Task requirements —
Write out all the entries word for word, but skip any images.

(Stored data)
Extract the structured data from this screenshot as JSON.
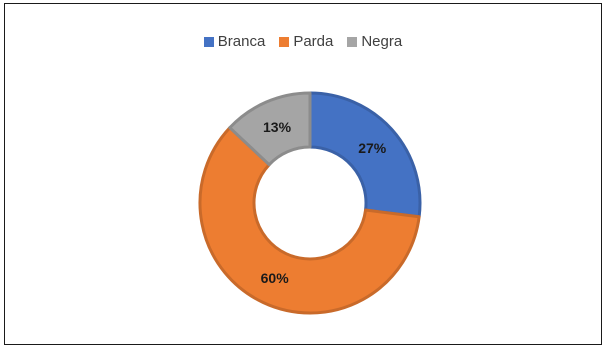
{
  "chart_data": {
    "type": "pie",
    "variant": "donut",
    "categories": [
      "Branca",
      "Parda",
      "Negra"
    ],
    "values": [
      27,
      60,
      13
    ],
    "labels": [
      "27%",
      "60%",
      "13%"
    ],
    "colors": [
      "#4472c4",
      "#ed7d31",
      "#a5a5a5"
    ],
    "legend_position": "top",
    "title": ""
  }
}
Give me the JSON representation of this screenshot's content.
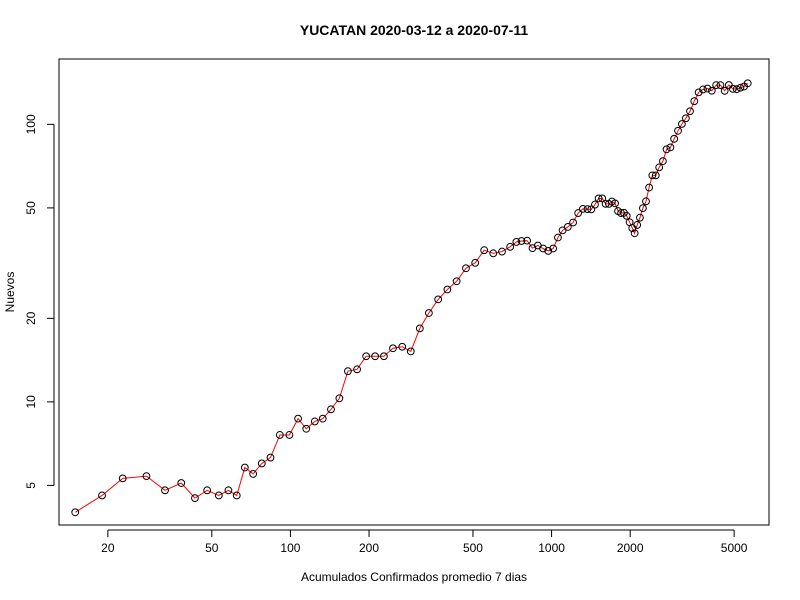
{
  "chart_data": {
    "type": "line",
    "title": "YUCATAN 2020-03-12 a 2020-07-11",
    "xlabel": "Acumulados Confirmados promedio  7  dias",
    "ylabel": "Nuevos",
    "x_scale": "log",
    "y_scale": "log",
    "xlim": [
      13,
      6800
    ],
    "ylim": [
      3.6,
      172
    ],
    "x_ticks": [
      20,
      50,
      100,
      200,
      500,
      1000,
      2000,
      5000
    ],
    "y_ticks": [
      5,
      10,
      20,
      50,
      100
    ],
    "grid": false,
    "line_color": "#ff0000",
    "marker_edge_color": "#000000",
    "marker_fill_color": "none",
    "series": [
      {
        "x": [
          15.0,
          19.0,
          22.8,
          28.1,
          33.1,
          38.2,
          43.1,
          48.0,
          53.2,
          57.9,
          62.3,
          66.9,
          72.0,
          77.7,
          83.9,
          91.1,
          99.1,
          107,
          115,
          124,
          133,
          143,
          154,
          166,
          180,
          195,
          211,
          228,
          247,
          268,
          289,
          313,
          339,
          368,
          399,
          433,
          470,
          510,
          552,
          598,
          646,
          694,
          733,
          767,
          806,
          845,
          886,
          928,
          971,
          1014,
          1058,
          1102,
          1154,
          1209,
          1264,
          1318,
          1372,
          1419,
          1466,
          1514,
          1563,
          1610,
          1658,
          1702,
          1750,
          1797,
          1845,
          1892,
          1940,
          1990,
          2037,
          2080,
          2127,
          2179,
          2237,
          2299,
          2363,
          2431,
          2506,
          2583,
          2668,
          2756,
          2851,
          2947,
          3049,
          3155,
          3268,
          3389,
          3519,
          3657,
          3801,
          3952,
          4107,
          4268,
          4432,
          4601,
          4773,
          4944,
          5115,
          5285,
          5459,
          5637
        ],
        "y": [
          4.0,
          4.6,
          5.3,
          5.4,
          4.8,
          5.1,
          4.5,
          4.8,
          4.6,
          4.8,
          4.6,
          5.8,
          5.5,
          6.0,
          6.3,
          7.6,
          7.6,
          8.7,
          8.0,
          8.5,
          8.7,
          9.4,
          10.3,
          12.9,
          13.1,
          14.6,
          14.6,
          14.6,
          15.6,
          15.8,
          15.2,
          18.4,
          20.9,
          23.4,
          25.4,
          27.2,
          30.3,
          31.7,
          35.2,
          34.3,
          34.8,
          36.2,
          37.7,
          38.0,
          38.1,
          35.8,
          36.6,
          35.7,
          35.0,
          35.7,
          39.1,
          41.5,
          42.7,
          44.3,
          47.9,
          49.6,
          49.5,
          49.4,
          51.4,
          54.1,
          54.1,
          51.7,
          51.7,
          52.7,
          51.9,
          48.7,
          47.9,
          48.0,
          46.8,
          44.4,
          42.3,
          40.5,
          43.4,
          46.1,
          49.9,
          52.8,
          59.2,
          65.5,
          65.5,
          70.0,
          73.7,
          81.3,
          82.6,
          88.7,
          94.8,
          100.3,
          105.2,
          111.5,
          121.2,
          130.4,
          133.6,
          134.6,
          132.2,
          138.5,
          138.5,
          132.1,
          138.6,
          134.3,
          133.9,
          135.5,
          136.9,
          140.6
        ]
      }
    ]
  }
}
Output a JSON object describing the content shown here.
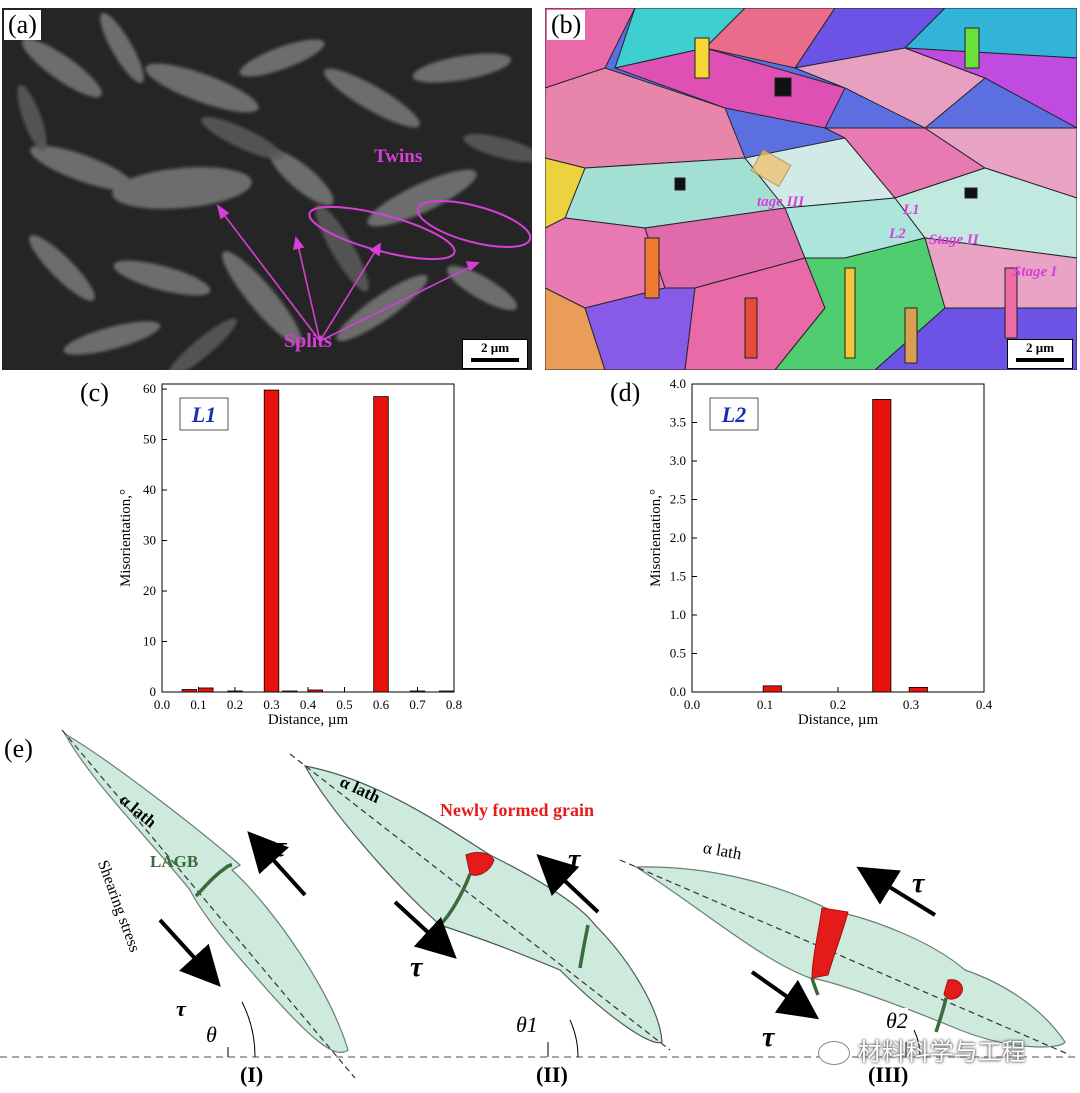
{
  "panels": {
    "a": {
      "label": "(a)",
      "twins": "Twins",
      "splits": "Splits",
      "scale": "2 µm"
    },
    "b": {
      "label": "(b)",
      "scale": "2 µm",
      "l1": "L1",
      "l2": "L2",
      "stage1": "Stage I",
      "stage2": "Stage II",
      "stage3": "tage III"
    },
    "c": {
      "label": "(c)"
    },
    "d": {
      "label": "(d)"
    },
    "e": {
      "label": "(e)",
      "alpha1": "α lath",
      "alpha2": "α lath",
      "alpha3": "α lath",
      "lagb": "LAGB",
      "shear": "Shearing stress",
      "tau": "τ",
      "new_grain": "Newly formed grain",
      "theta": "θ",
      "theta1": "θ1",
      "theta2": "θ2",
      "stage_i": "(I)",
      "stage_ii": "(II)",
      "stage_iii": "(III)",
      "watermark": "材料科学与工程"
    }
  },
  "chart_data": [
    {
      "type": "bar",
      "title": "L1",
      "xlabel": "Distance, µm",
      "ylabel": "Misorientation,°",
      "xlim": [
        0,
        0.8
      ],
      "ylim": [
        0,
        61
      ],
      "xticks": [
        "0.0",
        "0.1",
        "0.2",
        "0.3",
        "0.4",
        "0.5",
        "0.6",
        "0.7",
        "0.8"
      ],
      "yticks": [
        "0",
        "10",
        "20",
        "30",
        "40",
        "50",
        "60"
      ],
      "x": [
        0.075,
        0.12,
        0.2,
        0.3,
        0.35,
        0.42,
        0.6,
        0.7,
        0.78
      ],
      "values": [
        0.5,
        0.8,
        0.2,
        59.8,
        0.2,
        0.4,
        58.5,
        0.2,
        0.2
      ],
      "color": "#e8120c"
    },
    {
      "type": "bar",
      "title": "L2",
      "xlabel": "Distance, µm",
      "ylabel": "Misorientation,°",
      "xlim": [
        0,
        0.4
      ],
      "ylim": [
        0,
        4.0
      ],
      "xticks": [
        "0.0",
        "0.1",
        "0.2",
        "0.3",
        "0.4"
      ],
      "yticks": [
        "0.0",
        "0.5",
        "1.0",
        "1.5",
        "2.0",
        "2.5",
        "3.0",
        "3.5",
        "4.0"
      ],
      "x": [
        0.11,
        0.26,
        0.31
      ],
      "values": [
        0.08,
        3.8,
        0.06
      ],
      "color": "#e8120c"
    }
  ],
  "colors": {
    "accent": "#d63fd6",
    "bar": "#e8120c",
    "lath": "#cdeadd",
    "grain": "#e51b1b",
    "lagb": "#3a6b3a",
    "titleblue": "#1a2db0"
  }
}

Worked solution —
Extract the structured data from this screenshot as JSON.
{
  "chart_data": {
    "type": "pie",
    "variant": "donut",
    "categories": [
      "Branca",
      "Parda",
      "Negra"
    ],
    "values": [
      27,
      60,
      13
    ],
    "labels": [
      "27%",
      "60%",
      "13%"
    ],
    "colors": [
      "#4472c4",
      "#ed7d31",
      "#a5a5a5"
    ],
    "legend_position": "top",
    "title": ""
  }
}
Give me the JSON representation of this screenshot's content.
{
  "chart_data": {
    "type": "line",
    "title": "YUCATAN 2020-03-12 a 2020-07-11",
    "xlabel": "Acumulados Confirmados promedio  7  dias",
    "ylabel": "Nuevos",
    "x_scale": "log",
    "y_scale": "log",
    "xlim": [
      13,
      6800
    ],
    "ylim": [
      3.6,
      172
    ],
    "x_ticks": [
      20,
      50,
      100,
      200,
      500,
      1000,
      2000,
      5000
    ],
    "y_ticks": [
      5,
      10,
      20,
      50,
      100
    ],
    "grid": false,
    "line_color": "#ff0000",
    "marker_edge_color": "#000000",
    "marker_fill_color": "none",
    "series": [
      {
        "x": [
          15.0,
          19.0,
          22.8,
          28.1,
          33.1,
          38.2,
          43.1,
          48.0,
          53.2,
          57.9,
          62.3,
          66.9,
          72.0,
          77.7,
          83.9,
          91.1,
          99.1,
          107,
          115,
          124,
          133,
          143,
          154,
          166,
          180,
          195,
          211,
          228,
          247,
          268,
          289,
          313,
          339,
          368,
          399,
          433,
          470,
          510,
          552,
          598,
          646,
          694,
          733,
          767,
          806,
          845,
          886,
          928,
          971,
          1014,
          1058,
          1102,
          1154,
          1209,
          1264,
          1318,
          1372,
          1419,
          1466,
          1514,
          1563,
          1610,
          1658,
          1702,
          1750,
          1797,
          1845,
          1892,
          1940,
          1990,
          2037,
          2080,
          2127,
          2179,
          2237,
          2299,
          2363,
          2431,
          2506,
          2583,
          2668,
          2756,
          2851,
          2947,
          3049,
          3155,
          3268,
          3389,
          3519,
          3657,
          3801,
          3952,
          4107,
          4268,
          4432,
          4601,
          4773,
          4944,
          5115,
          5285,
          5459,
          5637
        ],
        "y": [
          4.0,
          4.6,
          5.3,
          5.4,
          4.8,
          5.1,
          4.5,
          4.8,
          4.6,
          4.8,
          4.6,
          5.8,
          5.5,
          6.0,
          6.3,
          7.6,
          7.6,
          8.7,
          8.0,
          8.5,
          8.7,
          9.4,
          10.3,
          12.9,
          13.1,
          14.6,
          14.6,
          14.6,
          15.6,
          15.8,
          15.2,
          18.4,
          20.9,
          23.4,
          25.4,
          27.2,
          30.3,
          31.7,
          35.2,
          34.3,
          34.8,
          36.2,
          37.7,
          38.0,
          38.1,
          35.8,
          36.6,
          35.7,
          35.0,
          35.7,
          39.1,
          41.5,
          42.7,
          44.3,
          47.9,
          49.6,
          49.5,
          49.4,
          51.4,
          54.1,
          54.1,
          51.7,
          51.7,
          52.7,
          51.9,
          48.7,
          47.9,
          48.0,
          46.8,
          44.4,
          42.3,
          40.5,
          43.4,
          46.1,
          49.9,
          52.8,
          59.2,
          65.5,
          65.5,
          70.0,
          73.7,
          81.3,
          82.6,
          88.7,
          94.8,
          100.3,
          105.2,
          111.5,
          121.2,
          130.4,
          133.6,
          134.6,
          132.2,
          138.5,
          138.5,
          132.1,
          138.6,
          134.3,
          133.9,
          135.5,
          136.9,
          140.6
        ]
      }
    ]
  }
}
Output a JSON object describing the content shown here.
{
  "panels": {
    "a": {
      "label": "(a)",
      "twins": "Twins",
      "splits": "Splits",
      "scale": "2 µm"
    },
    "b": {
      "label": "(b)",
      "scale": "2 µm",
      "l1": "L1",
      "l2": "L2",
      "stage1": "Stage I",
      "stage2": "Stage II",
      "stage3": "tage III"
    },
    "c": {
      "label": "(c)"
    },
    "d": {
      "label": "(d)"
    },
    "e": {
      "label": "(e)",
      "alpha1": "α lath",
      "alpha2": "α lath",
      "alpha3": "α lath",
      "lagb": "LAGB",
      "shear": "Shearing stress",
      "tau": "τ",
      "new_grain": "Newly formed grain",
      "theta": "θ",
      "theta1": "θ1",
      "theta2": "θ2",
      "stage_i": "(I)",
      "stage_ii": "(II)",
      "stage_iii": "(III)",
      "watermark": "材料科学与工程"
    }
  },
  "chart_data": [
    {
      "type": "bar",
      "title": "L1",
      "xlabel": "Distance, µm",
      "ylabel": "Misorientation,°",
      "xlim": [
        0,
        0.8
      ],
      "ylim": [
        0,
        61
      ],
      "xticks": [
        "0.0",
        "0.1",
        "0.2",
        "0.3",
        "0.4",
        "0.5",
        "0.6",
        "0.7",
        "0.8"
      ],
      "yticks": [
        "0",
        "10",
        "20",
        "30",
        "40",
        "50",
        "60"
      ],
      "x": [
        0.075,
        0.12,
        0.2,
        0.3,
        0.35,
        0.42,
        0.6,
        0.7,
        0.78
      ],
      "values": [
        0.5,
        0.8,
        0.2,
        59.8,
        0.2,
        0.4,
        58.5,
        0.2,
        0.2
      ],
      "color": "#e8120c"
    },
    {
      "type": "bar",
      "title": "L2",
      "xlabel": "Distance, µm",
      "ylabel": "Misorientation,°",
      "xlim": [
        0,
        0.4
      ],
      "ylim": [
        0,
        4.0
      ],
      "xticks": [
        "0.0",
        "0.1",
        "0.2",
        "0.3",
        "0.4"
      ],
      "yticks": [
        "0.0",
        "0.5",
        "1.0",
        "1.5",
        "2.0",
        "2.5",
        "3.0",
        "3.5",
        "4.0"
      ],
      "x": [
        0.11,
        0.26,
        0.31
      ],
      "values": [
        0.08,
        3.8,
        0.06
      ],
      "color": "#e8120c"
    }
  ],
  "colors": {
    "accent": "#d63fd6",
    "bar": "#e8120c",
    "lath": "#cdeadd",
    "grain": "#e51b1b",
    "lagb": "#3a6b3a",
    "titleblue": "#1a2db0"
  }
}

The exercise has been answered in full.